* [Problem]
Write out the entries below once more, exactly, with the pictures left out.

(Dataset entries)
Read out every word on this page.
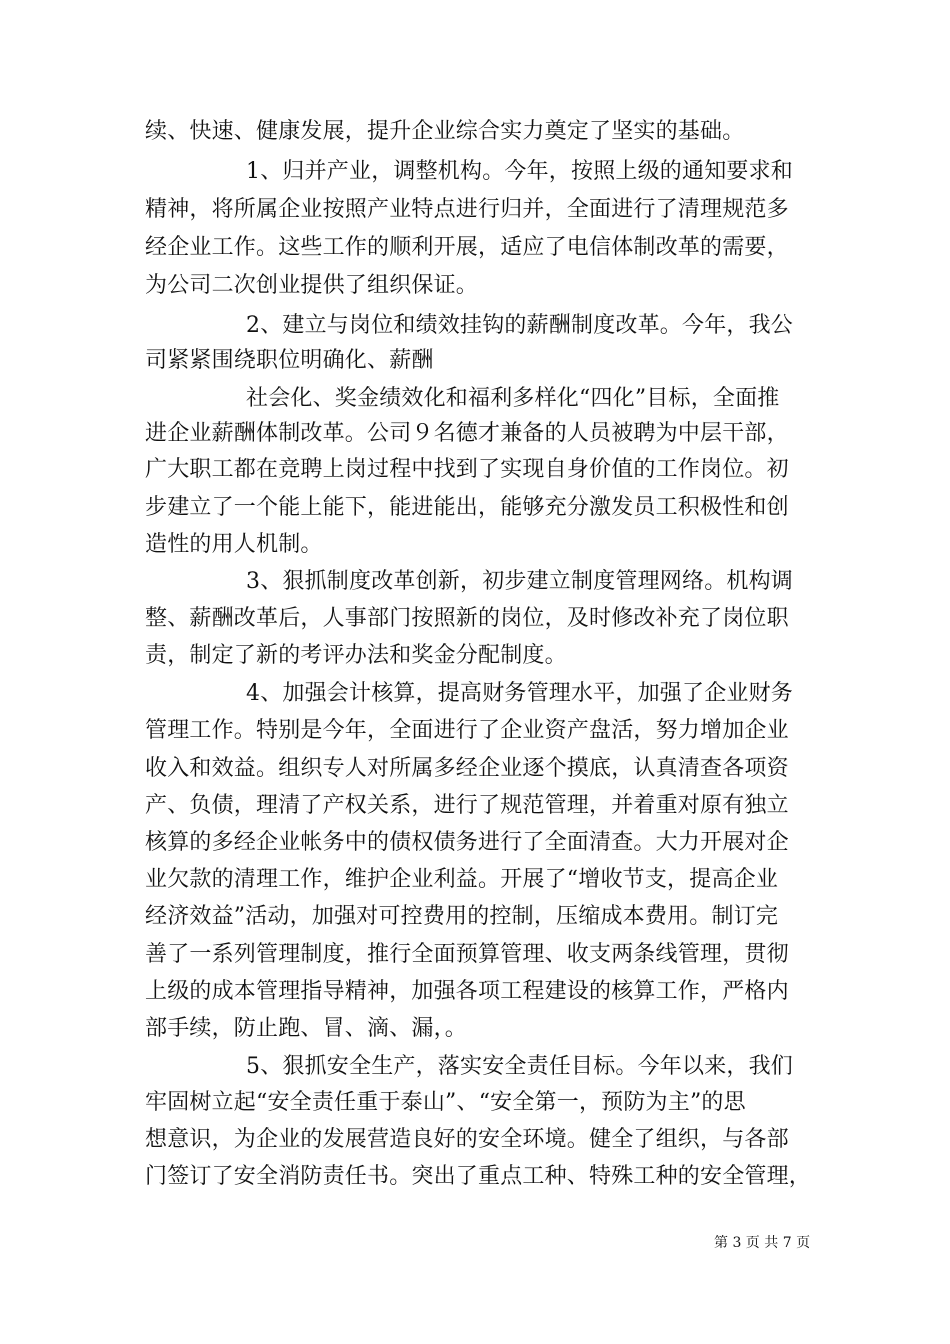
续、快速、健康发展，提升企业综合实力奠定了坚实的基础。
1、归并产业，调整机构。今年，按照上级的通知要求和
精神，将所属企业按照产业特点进行归并，全面进行了清理规范多
经企业工作。这些工作的顺利开展，适应了电信体制改革的需要，
为公司二次创业提供了组织保证。
2、建立与岗位和绩效挂钩的薪酬制度改革。今年，我公
司紧紧围绕职位明确化、薪酬
社会化、奖金绩效化和福利多样化“四化”目标，全面推
进企业薪酬体制改革。公司９名德才兼备的人员被聘为中层干部，
广大职工都在竞聘上岗过程中找到了实现自身价值的工作岗位。初
步建立了一个能上能下，能进能出，能够充分激发员工积极性和创
造性的用人机制。
3、狠抓制度改革创新，初步建立制度管理网络。机构调
整、薪酬改革后，人事部门按照新的岗位，及时修改补充了岗位职
责，制定了新的考评办法和奖金分配制度。
4、加强会计核算，提高财务管理水平，加强了企业财务
管理工作。特别是今年，全面进行了企业资产盘活，努力增加企业
收入和效益。组织专人对所属多经企业逐个摸底，认真清查各项资
产、负债，理清了产权关系，进行了规范管理，并着重对原有独立
核算的多经企业帐务中的债权债务进行了全面清查。大力开展对企
业欠款的清理工作，维护企业利益。开展了“增收节支，提高企业
经济效益”活动，加强对可控费用的控制，压缩成本费用。制订完
善了一系列管理制度，推行全面预算管理、收支两条线管理，贯彻
上级的成本管理指导精神，加强各项工程建设的核算工作，严格内
部手续，防止跑、冒、滴、漏，。
5、狠抓安全生产，落实安全责任目标。今年以来，我们
牢固树立起“安全责任重于泰山”、“安全第一，预防为主”的思
想意识，为企业的发展营造良好的安全环境。健全了组织，与各部
门签订了安全消防责任书。突出了重点工种、特殊工种的安全管理，
第 3 页 共 7 页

* [Correct result]
Read out every word on this page.
续、快速、健康发展，提升企业综合实力奠定了坚实的基础。
1、归并产业，调整机构。今年，按照上级的通知要求和
精神，将所属企业按照产业特点进行归并，全面进行了清理规范多
经企业工作。这些工作的顺利开展，适应了电信体制改革的需要，
为公司二次创业提供了组织保证。
2、建立与岗位和绩效挂钩的薪酬制度改革。今年，我公
司紧紧围绕职位明确化、薪酬
社会化、奖金绩效化和福利多样化“四化”目标，全面推
进企业薪酬体制改革。公司９名德才兼备的人员被聘为中层干部，
广大职工都在竞聘上岗过程中找到了实现自身价值的工作岗位。初
步建立了一个能上能下，能进能出，能够充分激发员工积极性和创
造性的用人机制。
3、狠抓制度改革创新，初步建立制度管理网络。机构调
整、薪酬改革后，人事部门按照新的岗位，及时修改补充了岗位职
责，制定了新的考评办法和奖金分配制度。
4、加强会计核算，提高财务管理水平，加强了企业财务
管理工作。特别是今年，全面进行了企业资产盘活，努力增加企业
收入和效益。组织专人对所属多经企业逐个摸底，认真清查各项资
产、负债，理清了产权关系，进行了规范管理，并着重对原有独立
核算的多经企业帐务中的债权债务进行了全面清查。大力开展对企
业欠款的清理工作，维护企业利益。开展了“增收节支，提高企业
经济效益”活动，加强对可控费用的控制，压缩成本费用。制订完
善了一系列管理制度，推行全面预算管理、收支两条线管理，贯彻
上级的成本管理指导精神，加强各项工程建设的核算工作，严格内
部手续，防止跑、冒、滴、漏，。
5、狠抓安全生产，落实安全责任目标。今年以来，我们
牢固树立起“安全责任重于泰山”、“安全第一，预防为主”的思
想意识，为企业的发展营造良好的安全环境。健全了组织，与各部
门签订了安全消防责任书。突出了重点工种、特殊工种的安全管理，
第 3 页 共 7 页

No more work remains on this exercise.